**What the task requires**
Tell how many lines contain the word "santé". Reply with the number only.

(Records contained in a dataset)
● ● ● ● ● ● ●

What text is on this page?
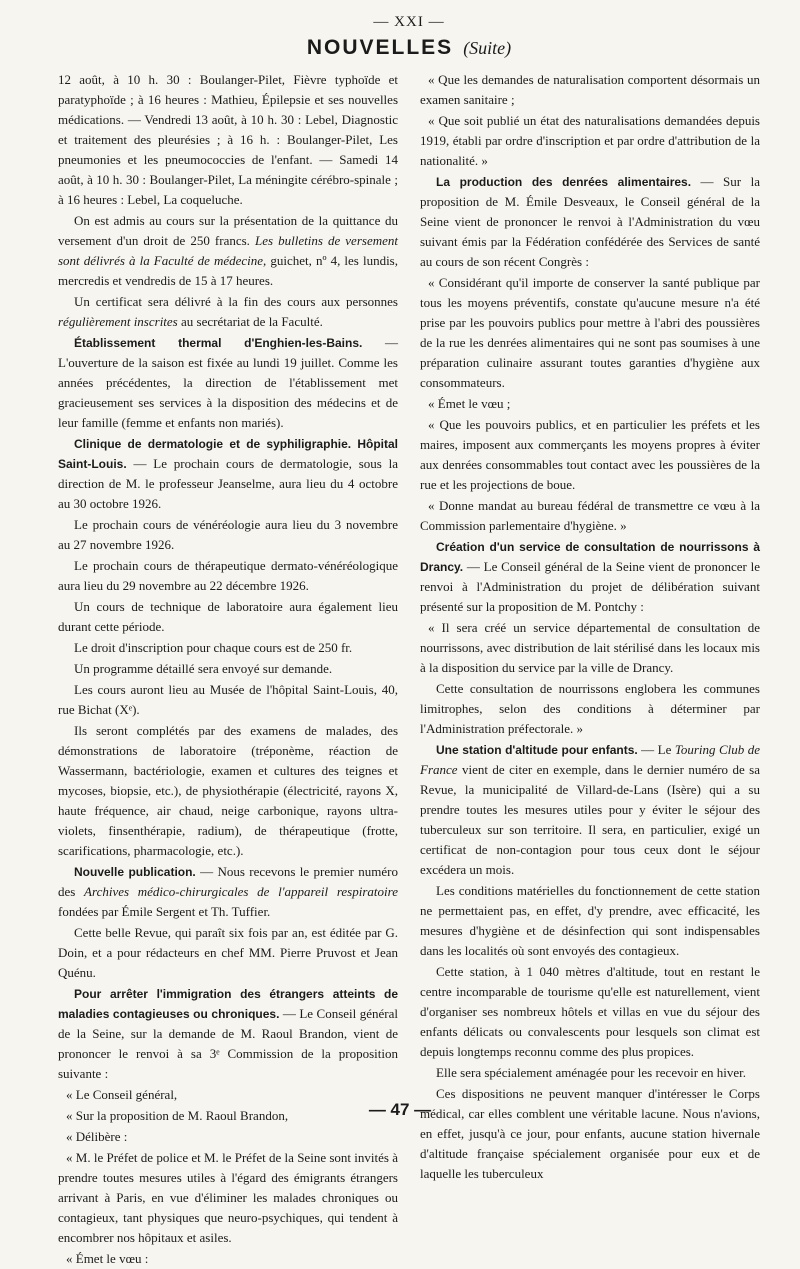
— XXI —
NOUVELLES (Suite)

12 août, à 10 h. 30 : Boulanger-Pilet, Fièvre typhoïde et paratyphoïde ; à 16 heures : Mathieu, Épilepsie et ses nouvelles médications. — Vendredi 13 août, à 10 h. 30 : Lebel, Diagnostic et traitement des pleurésies ; à 16 h. : Boulanger-Pilet, Les pneumonies et les pneumococcies de l'enfant. — Samedi 14 août, à 10 h. 30 : Boulanger-Pilet, La méningite cérébro-spinale ; à 16 heures : Lebel, La coqueluche.

On est admis au cours sur la présentation de la quittance du versement d'un droit de 250 francs. Les bulletins de versement sont délivrés à la Faculté de médecine, guichet, nº 4, les lundis, mercredis et vendredis de 15 à 17 heures.

Un certificat sera délivré à la fin des cours aux personnes régulièrement inscrites au secrétariat de la Faculté.

Établissement thermal d'Enghien-les-Bains. — L'ouverture de la saison est fixée au lundi 19 juillet. Comme les années précédentes, la direction de l'établissement met gracieusement ses services à la disposition des médecins et de leur famille (femme et enfants non mariés).

Clinique de dermatologie et de syphiligraphie. Hôpital Saint-Louis. — Le prochain cours de dermatologie, sous la direction de M. le professeur Jeanselme, aura lieu du 4 octobre au 30 octobre 1926.

Le prochain cours de vénéréologie aura lieu du 3 novembre au 27 novembre 1926.

Le prochain cours de thérapeutique dermato-vénéréologique aura lieu du 29 novembre au 22 décembre 1926.

Un cours de technique de laboratoire aura également lieu durant cette période.

Le droit d'inscription pour chaque cours est de 250 fr.

Un programme détaillé sera envoyé sur demande.

Les cours auront lieu au Musée de l'hôpital Saint-Louis, 40, rue Bichat (Xᵉ).

Ils seront complétés par des examens de malades, des démonstrations de laboratoire (tréponème, réaction de Wassermann, bactériologie, examen et cultures des teignes et mycoses, biopsie, etc.), de physiothérapie (électricité, rayons X, haute fréquence, air chaud, neige carbonique, rayons ultra-violets, finsenthérapie, radium), de thérapeutique (frotte, scarifications, pharmacologie, etc.).

Nouvelle publication. — Nous recevons le premier numéro des Archives médico-chirurgicales de l'appareil respiratoire fondées par Émile Sergent et Th. Tuffier.

Cette belle Revue, qui paraît six fois par an, est éditée par G. Doin, et a pour rédacteurs en chef MM. Pierre Pruvost et Jean Quénu.

Pour arrêter l'immigration des étrangers atteints de maladies contagieuses ou chroniques. — Le Conseil général de la Seine, sur la demande de M. Raoul Brandon, vient de prononcer le renvoi à sa 3ᵉ Commission de la proposition suivante :

« Le Conseil général,

« Sur la proposition de M. Raoul Brandon,

« Délibère :

« M. le Préfet de police et M. le Préfet de la Seine sont invités à prendre toutes mesures utiles à l'égard des émigrants étrangers arrivant à Paris, en vue d'éliminer les malades chroniques ou contagieux, tant physiques que neuro-psychiques, qui tendent à encombrer nos hôpitaux et asiles.

« Émet le vœu :

« Que les demandes de naturalisation comportent désormais un examen sanitaire ;

« Que soit publié un état des naturalisations demandées depuis 1919, établi par ordre d'inscription et par ordre d'attribution de la nationalité. »

La production des denrées alimentaires. — Sur la proposition de M. Émile Desveaux, le Conseil général de la Seine vient de prononcer le renvoi à l'Administration du vœu suivant émis par la Fédération confédérée des Services de santé au cours de son récent Congrès :

« Considérant qu'il importe de conserver la santé publique par tous les moyens préventifs, constate qu'aucune mesure n'a été prise par les pouvoirs publics pour mettre à l'abri des poussières de la rue les denrées alimentaires qui ne sont pas soumises à une préparation culinaire assurant toutes garanties d'hygiène aux consommateurs.

« Émet le vœu ;

« Que les pouvoirs publics, et en particulier les préfets et les maires, imposent aux commerçants les moyens propres à éviter aux denrées consommables tout contact avec les poussières de la rue et les projections de boue.

« Donne mandat au bureau fédéral de transmettre ce vœu à la Commission parlementaire d'hygiène. »

Création d'un service de consultation de nourrissons à Drancy. — Le Conseil général de la Seine vient de prononcer le renvoi à l'Administration du projet de délibération suivant présenté sur la proposition de M. Pontchy :

« Il sera créé un service départemental de consultation de nourrissons, avec distribution de lait stérilisé dans les locaux mis à la disposition du service par la ville de Drancy.

Cette consultation de nourrissons englobera les communes limitrophes, selon des conditions à déterminer par l'Administration préfectorale. »

Une station d'altitude pour enfants. — Le Touring Club de France vient de citer en exemple, dans le dernier numéro de sa Revue, la municipalité de Villard-de-Lans (Isère) qui a su prendre toutes les mesures utiles pour y éviter le séjour des tuberculeux sur son territoire. Il sera, en particulier, exigé un certificat de non-contagion pour tous ceux dont le séjour excédera un mois.

Les conditions matérielles du fonctionnement de cette station ne permettaient pas, en effet, d'y prendre, avec efficacité, les mesures d'hygiène et de désinfection qui sont indispensables dans les localités où sont envoyés des contagieux.

Cette station, à 1 040 mètres d'altitude, tout en restant le centre incomparable de tourisme qu'elle est naturellement, vient d'organiser ses nombreux hôtels et villas en vue du séjour des enfants délicats ou convalescents pour lesquels son climat est depuis longtemps reconnu comme des plus propices.

Elle sera spécialement aménagée pour les recevoir en hiver.

Ces dispositions ne peuvent manquer d'intéresser le Corps médical, car elles comblent une véritable lacune. Nous n'avions, en effet, jusqu'à ce jour, pour enfants, aucune station hivernale d'altitude française spécialement organisée pour eux et de laquelle les tuberculeux

— 47 —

● ● ● ● ● ● ●

**The reply**
2